Directions
Make a verbatim copy of the entries below; pictures stay out.

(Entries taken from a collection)
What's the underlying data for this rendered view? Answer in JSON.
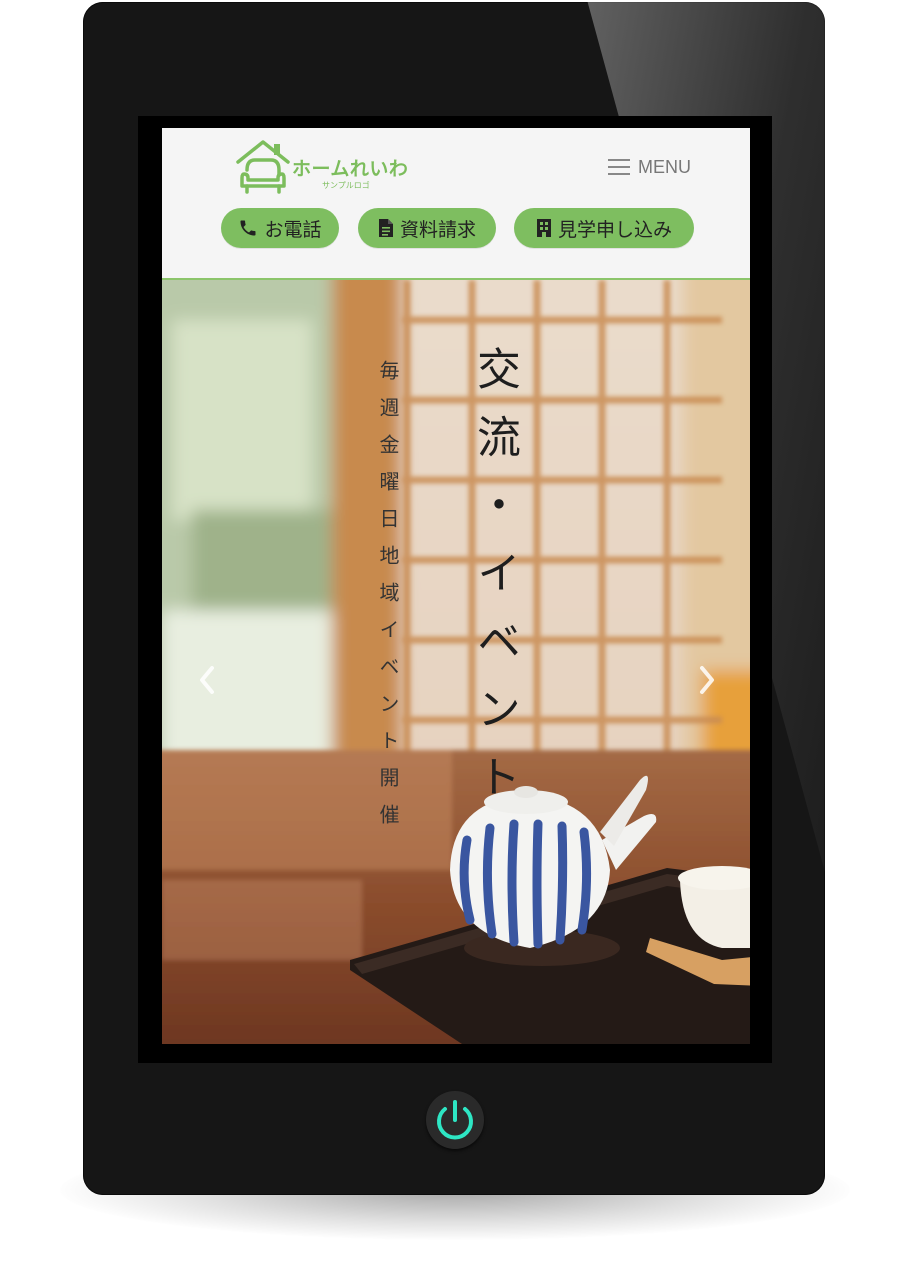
{
  "colors": {
    "brand_green": "#7ebe60",
    "logo_green": "#7cbd5c",
    "tablet_body": "#161616",
    "power_glow": "#2ee6c4"
  },
  "header": {
    "logo_text": "ホームれいわ",
    "logo_subtext": "サンプルロゴ",
    "menu_label": "MENU",
    "buttons": [
      {
        "label": "お電話",
        "icon": "phone-icon"
      },
      {
        "label": "資料請求",
        "icon": "document-icon"
      },
      {
        "label": "見学申し込み",
        "icon": "building-icon"
      }
    ]
  },
  "hero": {
    "title": "交流・イベント",
    "subtitle": "毎週金曜日地域イベント開催",
    "prev_icon": "chevron-left-icon",
    "next_icon": "chevron-right-icon"
  },
  "device": {
    "power_icon": "power-icon"
  }
}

Written solution
What's the underlying data for this rendered view? Answer in JSON.
{
  "colors": {
    "brand_green": "#7ebe60",
    "logo_green": "#7cbd5c",
    "tablet_body": "#161616",
    "power_glow": "#2ee6c4"
  },
  "header": {
    "logo_text": "ホームれいわ",
    "logo_subtext": "サンプルロゴ",
    "menu_label": "MENU",
    "buttons": [
      {
        "label": "お電話",
        "icon": "phone-icon"
      },
      {
        "label": "資料請求",
        "icon": "document-icon"
      },
      {
        "label": "見学申し込み",
        "icon": "building-icon"
      }
    ]
  },
  "hero": {
    "title": "交流・イベント",
    "subtitle": "毎週金曜日地域イベント開催",
    "prev_icon": "chevron-left-icon",
    "next_icon": "chevron-right-icon"
  },
  "device": {
    "power_icon": "power-icon"
  }
}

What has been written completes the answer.